__Work to be completed__.
Where does the word "name" show up in the records? Copy every line that holds it.
(Excerpted data)
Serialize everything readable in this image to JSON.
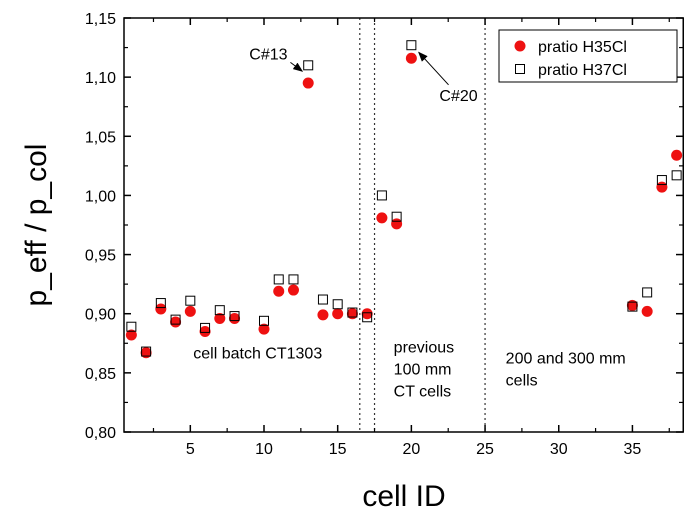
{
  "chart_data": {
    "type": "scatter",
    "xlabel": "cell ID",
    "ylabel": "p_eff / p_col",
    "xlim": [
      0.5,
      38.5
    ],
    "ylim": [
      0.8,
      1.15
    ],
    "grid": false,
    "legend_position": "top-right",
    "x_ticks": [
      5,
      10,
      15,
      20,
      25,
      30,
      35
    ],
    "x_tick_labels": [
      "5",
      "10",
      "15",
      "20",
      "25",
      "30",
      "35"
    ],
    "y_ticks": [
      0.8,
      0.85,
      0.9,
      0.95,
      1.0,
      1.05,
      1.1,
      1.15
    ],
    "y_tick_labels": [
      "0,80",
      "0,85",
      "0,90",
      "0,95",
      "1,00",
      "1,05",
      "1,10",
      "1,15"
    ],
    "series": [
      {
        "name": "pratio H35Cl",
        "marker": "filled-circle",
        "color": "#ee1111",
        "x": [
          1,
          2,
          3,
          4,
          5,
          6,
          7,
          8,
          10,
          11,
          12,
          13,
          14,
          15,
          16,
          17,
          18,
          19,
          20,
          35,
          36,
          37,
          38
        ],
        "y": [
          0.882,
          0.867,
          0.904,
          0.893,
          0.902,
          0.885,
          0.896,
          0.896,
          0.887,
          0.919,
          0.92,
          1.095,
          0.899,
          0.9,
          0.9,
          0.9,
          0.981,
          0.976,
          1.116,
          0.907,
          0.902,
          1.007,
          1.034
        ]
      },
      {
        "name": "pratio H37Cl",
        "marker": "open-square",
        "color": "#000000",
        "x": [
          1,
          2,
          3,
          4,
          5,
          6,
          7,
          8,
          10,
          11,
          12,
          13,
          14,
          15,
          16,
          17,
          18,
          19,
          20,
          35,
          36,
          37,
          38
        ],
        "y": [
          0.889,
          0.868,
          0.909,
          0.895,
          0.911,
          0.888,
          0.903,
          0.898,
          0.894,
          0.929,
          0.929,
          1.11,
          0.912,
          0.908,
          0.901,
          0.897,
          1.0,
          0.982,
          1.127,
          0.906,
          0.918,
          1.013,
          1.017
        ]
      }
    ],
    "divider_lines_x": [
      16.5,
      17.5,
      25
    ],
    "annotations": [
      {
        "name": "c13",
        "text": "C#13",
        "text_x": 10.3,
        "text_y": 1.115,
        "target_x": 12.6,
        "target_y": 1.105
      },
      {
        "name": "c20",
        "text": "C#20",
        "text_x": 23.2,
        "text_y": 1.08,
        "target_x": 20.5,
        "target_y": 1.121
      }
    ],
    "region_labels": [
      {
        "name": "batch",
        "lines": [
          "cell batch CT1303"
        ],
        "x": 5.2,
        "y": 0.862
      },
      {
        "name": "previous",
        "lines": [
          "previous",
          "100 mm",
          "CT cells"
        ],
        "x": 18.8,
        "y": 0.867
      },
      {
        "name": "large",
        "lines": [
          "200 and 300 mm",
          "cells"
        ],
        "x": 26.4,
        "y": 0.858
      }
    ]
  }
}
(End Excerpted data)
__Task answer__.
        "name": "pratio H35Cl",
        "name": "pratio H37Cl",
        "name": "c13",
        "name": "c20",
        "name": "batch",
        "name": "previous",
        "name": "large",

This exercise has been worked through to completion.